▸ **REQUIRED TASK**:
From the listing that follows, output everything exactly except the pictures.
--- start DATASET ---
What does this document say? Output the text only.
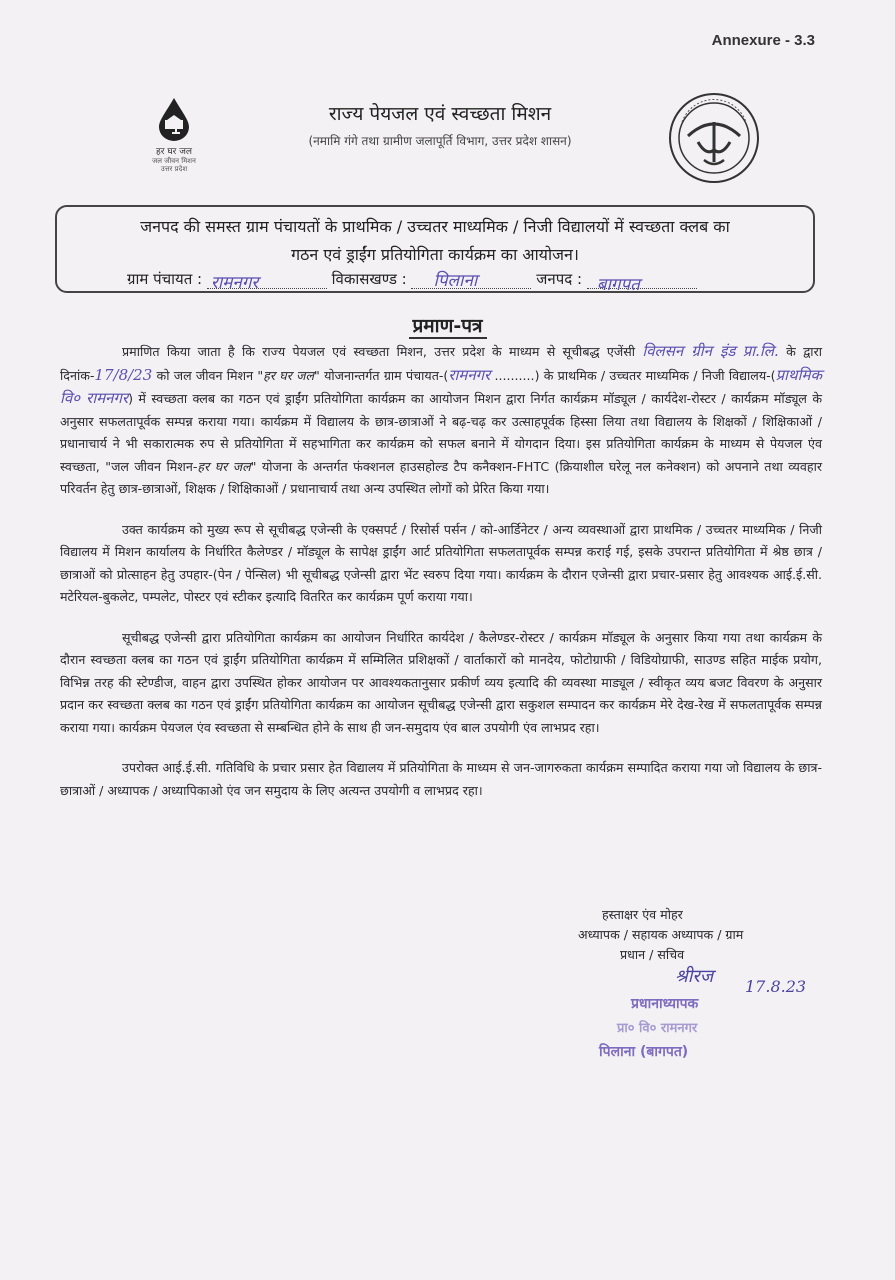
Annexure - 3.3
हर घर जल
जल जीवन मिशन
उत्तर प्रदेश
राज्य पेयजल एवं स्वच्छता मिशन
(नमामि गंगे तथा ग्रामीण जलापूर्ति विभाग, उत्तर प्रदेश शासन)
जनपद की समस्त ग्राम पंचायतों के प्राथमिक / उच्चतर माध्यमिक / निजी विद्यालयों में स्वच्छता क्लब का
गठन एवं ड्राईंग प्रतियोगिता कार्यक्रम का आयोजन।
ग्राम पंचायत : रामनगर	विकासखण्ड : पिलाना	जनपद : बागपत
प्रमाण-पत्र

प्रमाणित किया जाता है कि राज्य पेयजल एवं स्वच्छता मिशन, उत्तर प्रदेश के माध्यम से सूचीबद्ध एजेंसी विलसन ग्रीन इंड प्रा.लि. के द्वारा दिनांक-17/8/23 को जल जीवन मिशन "हर घर जल" योजनान्तर्गत ग्राम पंचायत-(रामनगर ..........) के प्राथमिक / उच्चतर माध्यमिक / निजी विद्यालय-(प्राथमिक वि० रामनगर) में स्वच्छता क्लब का गठन एवं ड्राईंग प्रतियोगिता कार्यक्रम का आयोजन मिशन द्वारा निर्गत कार्यक्रम मॉड्यूल / कार्यदेश-रोस्टर / कार्यक्रम मॉड्यूल के अनुसार सफलतापूर्वक सम्पन्न कराया गया। कार्यक्रम में विद्यालय के छात्र-छात्राओं ने बढ़-चढ़ कर उत्साहपूर्वक हिस्सा लिया तथा विद्यालय के शिक्षकों / शिक्षिकाओं / प्रधानाचार्य ने भी सकारात्मक रुप से प्रतियोगिता में सहभागिता कर कार्यक्रम को सफल बनाने में योगदान दिया। इस प्रतियोगिता कार्यक्रम के माध्यम से पेयजल एंव स्वच्छता, "जल जीवन मिशन-हर घर जल" योजना के अन्तर्गत फंक्शनल हाउसहोल्ड टैप कनैक्शन-FHTC (क्रियाशील घरेलू नल कनेक्शन) को अपनाने तथा व्यवहार परिवर्तन हेतु छात्र-छात्राओं, शिक्षक / शिक्षिकाओं / प्रधानाचार्य तथा अन्य उपस्थित लोगों को प्रेरित किया गया।

उक्त कार्यक्रम को मुख्य रूप से सूचीबद्ध एजेन्सी के एक्सपर्ट / रिसोर्स पर्सन / को-आर्डिनेटर / अन्य व्यवस्थाओं द्वारा प्राथमिक / उच्चतर माध्यमिक / निजी विद्यालय में मिशन कार्यालय के निर्धारित कैलेण्डर / मॉड्यूल के सापेक्ष ड्राईंग आर्ट प्रतियोगिता सफलतापूर्वक सम्पन्न कराई गई, इसके उपरान्त प्रतियोगिता में श्रेष्ठ छात्र / छात्राओं को प्रोत्साहन हेतु उपहार-(पेन / पेन्सिल) भी सूचीबद्ध एजेन्सी द्वारा भेंट स्वरुप दिया गया। कार्यक्रम के दौरान एजेन्सी द्वारा प्रचार-प्रसार हेतु आवश्यक आई.ई.सी. मटेरियल-बुकलेट, पम्पलेट, पोस्टर एवं स्टीकर इत्यादि वितरित कर कार्यक्रम पूर्ण कराया गया।

सूचीबद्ध एजेन्सी द्वारा प्रतियोगिता कार्यक्रम का आयोजन निर्धारित कार्यदेश / कैलेण्डर-रोस्टर / कार्यक्रम मॉड्यूल के अनुसार किया गया तथा कार्यक्रम के दौरान स्वच्छता क्लब का गठन एवं ड्राईंग प्रतियोगिता कार्यक्रम में सम्मिलित प्रशिक्षकों / वार्ताकारों को मानदेय, फोटोग्राफी / विडियोग्राफी, साउण्ड सहित माईक प्रयोग, विभिन्न तरह की स्टेण्डीज, वाहन द्वारा उपस्थित होकर आयोजन पर आवश्यकतानुसार प्रकीर्ण व्यय इत्यादि की व्यवस्था माड्यूल / स्वीकृत व्यय बजट विवरण के अनुसार प्रदान कर स्वच्छता क्लब का गठन एवं ड्राईंग प्रतियोगिता कार्यक्रम का आयोजन सूचीबद्ध एजेन्सी द्वारा सकुशल सम्पादन कर कार्यक्रम मेरे देख-रेख में सफलतापूर्वक सम्पन्न कराया गया। कार्यक्रम पेयजल एंव स्वच्छता से सम्बन्धित होने के साथ ही जन-समुदाय एंव बाल उपयोगी एंव लाभप्रद रहा।

उपरोक्त आई.ई.सी. गतिविधि के प्रचार प्रसार हेत विद्यालय में प्रतियोगिता के माध्यम से जन-जागरुकता कार्यक्रम सम्पादित कराया गया जो विद्यालय के छात्र-छात्राओं / अध्यापक / अध्यापिकाओ एंव जन समुदाय के लिए अत्यन्त उपयोगी व लाभप्रद रहा।

हस्ताक्षर एंव मोहर
अध्यापक / सहायक अध्यापक / ग्राम
प्रधान / सचिव
श्रीरज 17.8.23
प्रधानाध्यापक
प्रा० वि० रामनगर
पिलाना (बागपत)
--- end DATASET ---
▸ **PROBLEM SOLUTION**:
What does this document say? Output the text only.
Annexure - 3.3
हर घर जल
जल जीवन मिशन
उत्तर प्रदेश
राज्य पेयजल एवं स्वच्छता मिशन
(नमामि गंगे तथा ग्रामीण जलापूर्ति विभाग, उत्तर प्रदेश शासन)
जनपद की समस्त ग्राम पंचायतों के प्राथमिक / उच्चतर माध्यमिक / निजी विद्यालयों में स्वच्छता क्लब का
गठन एवं ड्राईंग प्रतियोगिता कार्यक्रम का आयोजन।
ग्राम पंचायत : रामनगर	विकासखण्ड : पिलाना	जनपद : बागपत
प्रमाण-पत्र

प्रमाणित किया जाता है कि राज्य पेयजल एवं स्वच्छता मिशन, उत्तर प्रदेश के माध्यम से सूचीबद्ध एजेंसी विलसन ग्रीन इंड प्रा.लि. के द्वारा दिनांक-17/8/23 को जल जीवन मिशन "हर घर जल" योजनान्तर्गत ग्राम पंचायत-(रामनगर ..........) के प्राथमिक / उच्चतर माध्यमिक / निजी विद्यालय-(प्राथमिक वि० रामनगर) में स्वच्छता क्लब का गठन एवं ड्राईंग प्रतियोगिता कार्यक्रम का आयोजन मिशन द्वारा निर्गत कार्यक्रम मॉड्यूल / कार्यदेश-रोस्टर / कार्यक्रम मॉड्यूल के अनुसार सफलतापूर्वक सम्पन्न कराया गया। कार्यक्रम में विद्यालय के छात्र-छात्राओं ने बढ़-चढ़ कर उत्साहपूर्वक हिस्सा लिया तथा विद्यालय के शिक्षकों / शिक्षिकाओं / प्रधानाचार्य ने भी सकारात्मक रुप से प्रतियोगिता में सहभागिता कर कार्यक्रम को सफल बनाने में योगदान दिया। इस प्रतियोगिता कार्यक्रम के माध्यम से पेयजल एंव स्वच्छता, "जल जीवन मिशन-हर घर जल" योजना के अन्तर्गत फंक्शनल हाउसहोल्ड टैप कनैक्शन-FHTC (क्रियाशील घरेलू नल कनेक्शन) को अपनाने तथा व्यवहार परिवर्तन हेतु छात्र-छात्राओं, शिक्षक / शिक्षिकाओं / प्रधानाचार्य तथा अन्य उपस्थित लोगों को प्रेरित किया गया।

उक्त कार्यक्रम को मुख्य रूप से सूचीबद्ध एजेन्सी के एक्सपर्ट / रिसोर्स पर्सन / को-आर्डिनेटर / अन्य व्यवस्थाओं द्वारा प्राथमिक / उच्चतर माध्यमिक / निजी विद्यालय में मिशन कार्यालय के निर्धारित कैलेण्डर / मॉड्यूल के सापेक्ष ड्राईंग आर्ट प्रतियोगिता सफलतापूर्वक सम्पन्न कराई गई, इसके उपरान्त प्रतियोगिता में श्रेष्ठ छात्र / छात्राओं को प्रोत्साहन हेतु उपहार-(पेन / पेन्सिल) भी सूचीबद्ध एजेन्सी द्वारा भेंट स्वरुप दिया गया। कार्यक्रम के दौरान एजेन्सी द्वारा प्रचार-प्रसार हेतु आवश्यक आई.ई.सी. मटेरियल-बुकलेट, पम्पलेट, पोस्टर एवं स्टीकर इत्यादि वितरित कर कार्यक्रम पूर्ण कराया गया।

सूचीबद्ध एजेन्सी द्वारा प्रतियोगिता कार्यक्रम का आयोजन निर्धारित कार्यदेश / कैलेण्डर-रोस्टर / कार्यक्रम मॉड्यूल के अनुसार किया गया तथा कार्यक्रम के दौरान स्वच्छता क्लब का गठन एवं ड्राईंग प्रतियोगिता कार्यक्रम में सम्मिलित प्रशिक्षकों / वार्ताकारों को मानदेय, फोटोग्राफी / विडियोग्राफी, साउण्ड सहित माईक प्रयोग, विभिन्न तरह की स्टेण्डीज, वाहन द्वारा उपस्थित होकर आयोजन पर आवश्यकतानुसार प्रकीर्ण व्यय इत्यादि की व्यवस्था माड्यूल / स्वीकृत व्यय बजट विवरण के अनुसार प्रदान कर स्वच्छता क्लब का गठन एवं ड्राईंग प्रतियोगिता कार्यक्रम का आयोजन सूचीबद्ध एजेन्सी द्वारा सकुशल सम्पादन कर कार्यक्रम मेरे देख-रेख में सफलतापूर्वक सम्पन्न कराया गया। कार्यक्रम पेयजल एंव स्वच्छता से सम्बन्धित होने के साथ ही जन-समुदाय एंव बाल उपयोगी एंव लाभप्रद रहा।

उपरोक्त आई.ई.सी. गतिविधि के प्रचार प्रसार हेत विद्यालय में प्रतियोगिता के माध्यम से जन-जागरुकता कार्यक्रम सम्पादित कराया गया जो विद्यालय के छात्र-छात्राओं / अध्यापक / अध्यापिकाओ एंव जन समुदाय के लिए अत्यन्त उपयोगी व लाभप्रद रहा।

हस्ताक्षर एंव मोहर
अध्यापक / सहायक अध्यापक / ग्राम
प्रधान / सचिव
श्रीरज 17.8.23
प्रधानाध्यापक
प्रा० वि० रामनगर
पिलाना (बागपत)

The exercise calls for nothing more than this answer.